→ Excerpted text:
--------
No One Really Wants to Stifle Innovation

UX-ers often see their colleagues developers as naysayers who tell them things cannot be done, demanding changes to their innovative designs. Sometimes this is true, and you need to defend your design idea with all you’ve got (while being polite obviously) and explain why further iteration would kill the usability of the product in the making.

But it also happens that developers actually can’t find the way to build what you’ve designed. Or they see it as too technically demanding/time consuming and small changes on the design side would make all the difference. If certain elements of your design are too difficult to implement they may not be worthwhile. Put simply, developers are there to help you better understand what is feasible and meaningful in terms of production.

The truth is, no one is really trying to kill innovation. The real UX artistry is knowing how to be creative within the constraints that developers may give you and coming up with the best possible solution.

Involve Developers Early in the Design Process

It will always be a UX designer’s job to envision the best possible user experience. But developers still need to contribute to the UX conversation because they will be evaluating the interface from the prism of what is technically possible. They can tell you right off the bat what can and cannot work, what are the chances for innovation, etc. Developers need to understand the “why” behind the UX/UI design to make informed decisions later in the development phase.
--------
Stored items from a collection:
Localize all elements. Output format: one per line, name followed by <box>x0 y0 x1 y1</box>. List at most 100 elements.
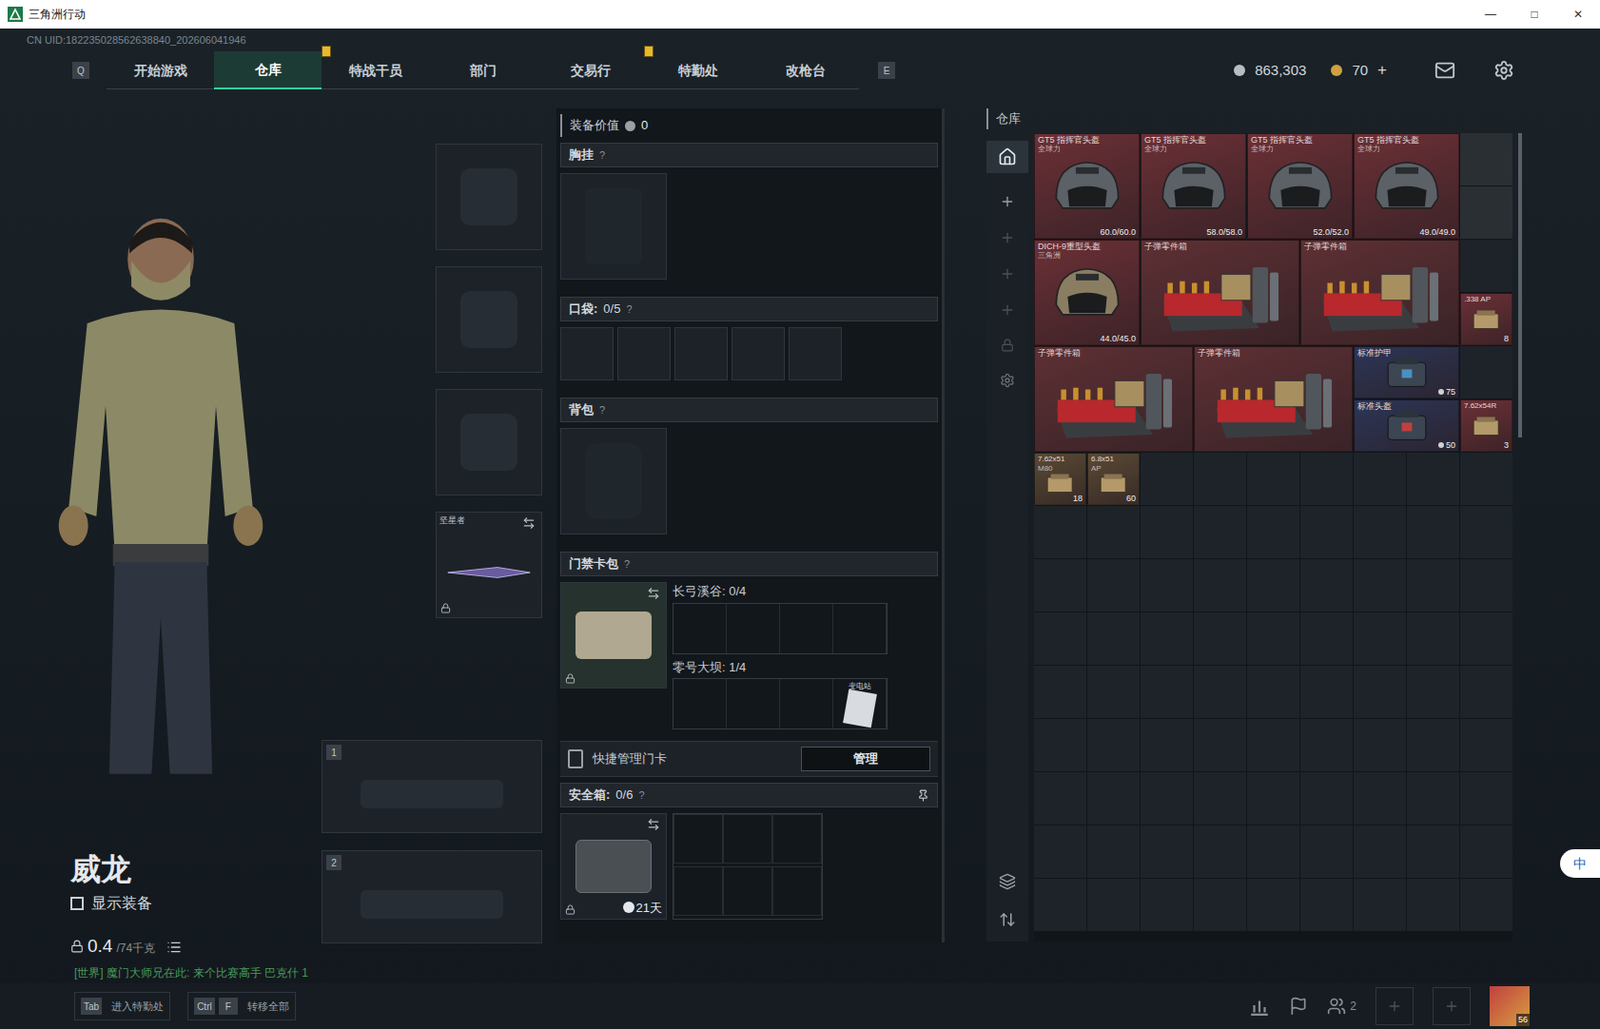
grid-cell[interactable] <box>1406 452 1460 506</box>
sort-icon[interactable] <box>998 911 1016 929</box>
grid-cell[interactable] <box>1193 825 1247 879</box>
keycard-case-slot[interactable] <box>560 582 667 689</box>
swap-icon[interactable] <box>646 818 661 832</box>
pistol-slot[interactable] <box>435 389 543 496</box>
pocket-slot[interactable] <box>560 327 614 381</box>
backpack-slot[interactable] <box>560 428 667 535</box>
grid-cell[interactable] <box>1034 772 1087 825</box>
window-control[interactable]: ✕ <box>1556 0 1600 29</box>
add-tab-icon[interactable] <box>999 302 1015 318</box>
warehouse-item[interactable]: 7.62x51M8018 <box>1034 452 1087 506</box>
grid-cell[interactable] <box>1034 506 1087 559</box>
mail-icon[interactable] <box>1434 59 1456 81</box>
grid-cell[interactable] <box>1034 825 1087 879</box>
warehouse-item[interactable]: 子弹零件箱 <box>1034 346 1193 452</box>
player-avatar[interactable]: 56 <box>1489 986 1530 1027</box>
grid-cell[interactable] <box>1300 825 1353 879</box>
weapon-slot[interactable]: 2 <box>321 850 543 944</box>
weapon-slot[interactable]: 1 <box>321 740 543 834</box>
keycard-cell[interactable] <box>780 679 834 729</box>
helmet-slot[interactable] <box>435 143 543 251</box>
keycard-cell[interactable] <box>673 604 727 654</box>
warehouse-scrollbar[interactable] <box>1518 133 1522 438</box>
pin-icon[interactable] <box>917 789 930 802</box>
grid-cell[interactable] <box>1087 719 1140 772</box>
friends-button[interactable]: 2 <box>1326 996 1357 1016</box>
help-icon[interactable]: ? <box>625 301 632 318</box>
grid-cell[interactable] <box>1300 612 1353 665</box>
grid-cell[interactable] <box>1300 559 1353 612</box>
nav-tab[interactable]: 特勤处 <box>643 51 752 90</box>
grid-cell[interactable] <box>1193 559 1247 612</box>
grid-cell[interactable] <box>1300 719 1353 772</box>
warehouse-item[interactable]: 7.62x54R3 <box>1460 399 1513 452</box>
key-hint-button[interactable]: Tab进入特勤处 <box>74 992 171 1021</box>
window-control[interactable]: — <box>1468 0 1513 29</box>
grid-cell[interactable] <box>1140 772 1193 825</box>
grid-cell[interactable] <box>1087 825 1140 879</box>
grid-cell[interactable] <box>1247 559 1300 612</box>
grid-cell[interactable] <box>1087 665 1140 719</box>
grid-cell[interactable] <box>1406 559 1460 612</box>
invite-slot[interactable] <box>1375 987 1414 1026</box>
grid-cell[interactable] <box>1460 186 1513 239</box>
grid-cell[interactable] <box>1140 452 1193 506</box>
grid-cell[interactable] <box>1140 506 1193 559</box>
pocket-slot[interactable] <box>617 327 671 381</box>
grid-cell[interactable] <box>1247 452 1300 506</box>
safe-box-cell[interactable] <box>722 814 773 864</box>
help-icon[interactable]: ? <box>624 556 630 573</box>
add-token-button[interactable]: + <box>1377 58 1387 83</box>
warehouse-item[interactable]: 子弹零件箱 <box>1300 239 1460 346</box>
grid-cell[interactable] <box>1300 506 1353 559</box>
stats-icon[interactable] <box>1248 995 1270 1017</box>
grid-cell[interactable] <box>1406 612 1460 665</box>
warehouse-item[interactable]: DICH-9重型头盔三角洲44.0/45.0 <box>1034 239 1140 346</box>
grid-cell[interactable] <box>1140 719 1193 772</box>
grid-cell[interactable] <box>1034 878 1087 932</box>
grid-cell[interactable] <box>1460 133 1513 186</box>
grid-cell[interactable] <box>1193 719 1247 772</box>
safe-box-cell[interactable] <box>722 866 773 917</box>
grid-cell[interactable] <box>1460 665 1513 719</box>
nav-tab[interactable]: 开始游戏 <box>106 51 215 90</box>
grid-cell[interactable] <box>1087 772 1140 825</box>
grid-cell[interactable] <box>1247 665 1300 719</box>
grid-cell[interactable] <box>1247 612 1300 665</box>
grid-cell[interactable] <box>1460 239 1513 293</box>
grid-cell[interactable] <box>1406 772 1460 825</box>
invite-slot[interactable] <box>1432 987 1471 1026</box>
warehouse-item[interactable]: 标准护甲75 <box>1353 346 1460 399</box>
grid-cell[interactable] <box>1193 506 1247 559</box>
grid-cell[interactable] <box>1247 825 1300 879</box>
pocket-slot[interactable] <box>788 327 842 381</box>
grid-cell[interactable] <box>1140 665 1193 719</box>
grid-cell[interactable] <box>1247 878 1300 932</box>
grid-cell[interactable] <box>1300 878 1353 932</box>
nav-tab[interactable]: 改枪台 <box>751 51 859 90</box>
warehouse-tab[interactable] <box>986 140 1029 174</box>
nav-tab[interactable]: 仓库 <box>214 51 322 90</box>
safe-box-cell[interactable] <box>772 866 822 917</box>
grid-cell[interactable] <box>1193 452 1247 506</box>
warehouse-item[interactable]: GT5 指挥官头盔全球力60.0/60.0 <box>1034 133 1140 239</box>
pocket-slot[interactable] <box>731 327 785 381</box>
grid-cell[interactable] <box>1460 452 1513 506</box>
grid-cell[interactable] <box>1193 772 1247 825</box>
grid-cell[interactable] <box>1460 612 1513 665</box>
pocket-slot[interactable] <box>674 327 728 381</box>
warehouse-item[interactable]: GT5 指挥官头盔全球力52.0/52.0 <box>1247 133 1353 239</box>
grid-cell[interactable] <box>1353 665 1406 719</box>
grid-cell[interactable] <box>1353 719 1406 772</box>
armor-slot[interactable] <box>435 266 543 373</box>
grid-cell[interactable] <box>1300 665 1353 719</box>
grid-cell[interactable] <box>1353 612 1406 665</box>
grid-cell[interactable] <box>1034 665 1087 719</box>
grid-cell[interactable] <box>1087 559 1140 612</box>
grid-cell[interactable] <box>1300 452 1353 506</box>
ime-indicator[interactable]: 中 <box>1560 849 1600 879</box>
grid-cell[interactable] <box>1460 559 1513 612</box>
melee-slot[interactable]: 坚星者 <box>435 511 543 619</box>
window-control[interactable]: □ <box>1512 0 1557 29</box>
keycard-cell[interactable] <box>726 679 781 729</box>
--------
→ Short exercise A:
In the excerpt on UX designers working with developers, why do developers need to understand the "why" behind the UX/UI design?
→ Short exercise B:
Pick up the piece on UX designers and developers right after its last sentence and write the next few paragraphs in the same style.

→ Right answer A:
So they can make informed decisions later in the development phase.

→ Right answer B:
If possible, loop in your developers during wireframing (early, low-fi UX ideas) which is typically the initial phase of digital product design process. They many not be able to get the whole idea but you’ll have the chance to explain your design rationale and get early feedback regarding potential improvements.

Probably the best timing for UX designers and developers to sync and exchange ideas is during the prototyping phase. With the help of a good prototyping tool, designers can create fully interactive prototypes for iOS, Android or Web with zero coding.

These hi-fi prototypes are the representation of how the final product looks and behaves and they are great for a number of things, including usability testing, discussing feasibility, and clarifying to developers how the interface works. This will help them give proper feedback on the design infrastructure and start thinking of how the product should be built.

In summary, to create beautiful and meaningful digital products, both visually and technically, it’s critical that developers and designers work well together. Following some (or all) of the above tips will go a long way towards bringing digital product designer/developer relationship into equilibrium.